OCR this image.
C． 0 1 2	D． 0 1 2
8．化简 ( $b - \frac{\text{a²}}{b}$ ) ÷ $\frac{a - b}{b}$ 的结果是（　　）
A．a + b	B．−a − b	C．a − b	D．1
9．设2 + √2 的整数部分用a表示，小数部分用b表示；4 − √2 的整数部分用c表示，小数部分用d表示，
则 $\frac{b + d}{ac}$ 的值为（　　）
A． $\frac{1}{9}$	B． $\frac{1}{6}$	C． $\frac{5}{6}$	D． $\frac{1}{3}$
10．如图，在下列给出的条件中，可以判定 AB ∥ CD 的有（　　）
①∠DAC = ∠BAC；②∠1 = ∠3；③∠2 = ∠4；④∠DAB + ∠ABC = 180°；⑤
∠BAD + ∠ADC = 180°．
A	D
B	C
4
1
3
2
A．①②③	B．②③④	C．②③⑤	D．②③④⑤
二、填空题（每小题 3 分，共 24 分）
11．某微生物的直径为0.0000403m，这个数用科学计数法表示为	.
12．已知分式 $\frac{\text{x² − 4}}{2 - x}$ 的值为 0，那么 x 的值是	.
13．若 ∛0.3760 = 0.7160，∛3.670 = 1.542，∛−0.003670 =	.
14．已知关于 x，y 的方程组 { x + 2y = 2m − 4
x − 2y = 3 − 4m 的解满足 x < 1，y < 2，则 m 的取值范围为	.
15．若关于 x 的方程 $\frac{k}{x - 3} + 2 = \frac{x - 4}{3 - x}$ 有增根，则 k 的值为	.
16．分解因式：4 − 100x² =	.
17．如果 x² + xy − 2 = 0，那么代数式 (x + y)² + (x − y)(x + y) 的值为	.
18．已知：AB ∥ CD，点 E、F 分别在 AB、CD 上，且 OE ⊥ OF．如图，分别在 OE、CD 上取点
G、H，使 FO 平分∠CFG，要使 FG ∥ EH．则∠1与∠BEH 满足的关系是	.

——

### [Exercise aim]
Extract the complete set of records unchanged.

### [Solution below]
OCR this image.
C． 0 1 2	D． 0 1 2
8．化简 ( $b - \frac{\text{a²}}{b}$ ) ÷ $\frac{a - b}{b}$ 的结果是（　　）
A．a + b	B．−a − b	C．a − b	D．1
9．设2 + √2 的整数部分用a表示，小数部分用b表示；4 − √2 的整数部分用c表示，小数部分用d表示，
则 $\frac{b + d}{ac}$ 的值为（　　）
A． $\frac{1}{9}$	B． $\frac{1}{6}$	C． $\frac{5}{6}$	D． $\frac{1}{3}$
10．如图，在下列给出的条件中，可以判定 AB ∥ CD 的有（　　）
①∠DAC = ∠BAC；②∠1 = ∠3；③∠2 = ∠4；④∠DAB + ∠ABC = 180°；⑤
∠BAD + ∠ADC = 180°．
A	D
B	C
4
1
3
2
A．①②③	B．②③④	C．②③⑤	D．②③④⑤
二、填空题（每小题 3 分，共 24 分）
11．某微生物的直径为0.0000403m，这个数用科学计数法表示为	.
12．已知分式 $\frac{\text{x² − 4}}{2 - x}$ 的值为 0，那么 x 的值是	.
13．若 ∛0.3760 = 0.7160，∛3.670 = 1.542，∛−0.003670 =	.
14．已知关于 x，y 的方程组 { x + 2y = 2m − 4
x − 2y = 3 − 4m 的解满足 x < 1，y < 2，则 m 的取值范围为	.
15．若关于 x 的方程 $\frac{k}{x - 3} + 2 = \frac{x - 4}{3 - x}$ 有增根，则 k 的值为	.
16．分解因式：4 − 100x² =	.
17．如果 x² + xy − 2 = 0，那么代数式 (x + y)² + (x − y)(x + y) 的值为	.
18．已知：AB ∥ CD，点 E、F 分别在 AB、CD 上，且 OE ⊥ OF．如图，分别在 OE、CD 上取点
G、H，使 FO 平分∠CFG，要使 FG ∥ EH．则∠1与∠BEH 满足的关系是	.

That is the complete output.